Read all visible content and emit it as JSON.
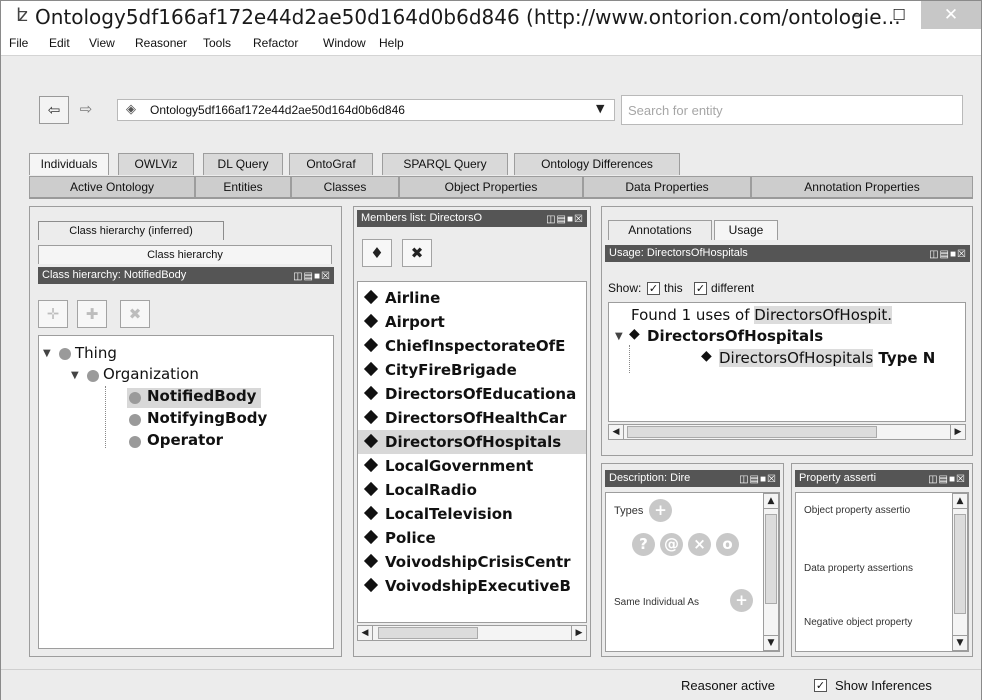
{
  "window": {
    "title": "Ontology5df166af172e44d2ae50d164d0b6d846 (http://www.ontorion.com/ontologie...",
    "minimize": "–",
    "maximize": "☐",
    "close": "✕"
  },
  "menu": [
    "File",
    "Edit",
    "View",
    "Reasoner",
    "Tools",
    "Refactor",
    "Window",
    "Help"
  ],
  "toolbar": {
    "back": "⇦",
    "forward": "⇨",
    "ontology": "Ontology5df166af172e44d2ae50d164d0b6d846",
    "search_placeholder": "Search for entity"
  },
  "tabs_row1": [
    "Individuals",
    "OWLViz",
    "DL Query",
    "OntoGraf",
    "SPARQL Query",
    "Ontology Differences"
  ],
  "tabs_row2": [
    "Active Ontology",
    "Entities",
    "Classes",
    "Object Properties",
    "Data Properties",
    "Annotation Properties"
  ],
  "class_panel": {
    "tab_inferred": "Class hierarchy (inferred)",
    "tab_asserted": "Class hierarchy",
    "header": "Class hierarchy: NotifiedBody",
    "tree": {
      "root": "Thing",
      "child": "Organization",
      "leaves": [
        "NotifiedBody",
        "NotifyingBody",
        "Operator"
      ]
    }
  },
  "members_panel": {
    "header": "Members list: DirectorsO",
    "items": [
      "Airline",
      "Airport",
      "ChiefInspectorateOfE",
      "CityFireBrigade",
      "DirectorsOfEducationa",
      "DirectorsOfHealthCar",
      "DirectorsOfHospitals",
      "LocalGovernment",
      "LocalRadio",
      "LocalTelevision",
      "Police",
      "VoivodshipCrisisCentr",
      "VoivodshipExecutiveB"
    ],
    "selected": "DirectorsOfHospitals"
  },
  "usage_panel": {
    "tab_annotations": "Annotations",
    "tab_usage": "Usage",
    "header": "Usage: DirectorsOfHospitals",
    "show_label": "Show:",
    "this_label": "this",
    "different_label": "different",
    "found_prefix": "Found 1 uses of ",
    "found_entity": "DirectorsOfHospit.",
    "tree_root": "DirectorsOfHospitals",
    "tree_child": "DirectorsOfHospitals",
    "tree_child_suffix": " Type N"
  },
  "description_panel": {
    "header": "Description: Dire",
    "types_label": "Types",
    "same_label": "Same Individual As"
  },
  "property_panel": {
    "header": "Property asserti",
    "object_label": "Object property assertio",
    "data_label": "Data property assertions",
    "negative_label": "Negative object property"
  },
  "status": {
    "reasoner": "Reasoner active",
    "show_inferences": "Show Inferences"
  }
}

☆ ☆ ☆

YOUR GOAL: From the entries above, copy every line that holds the word "NotifiedBody".

COMPLETED EXERCISE:
    "header": "Class hierarchy: NotifiedBody",
        "NotifiedBody",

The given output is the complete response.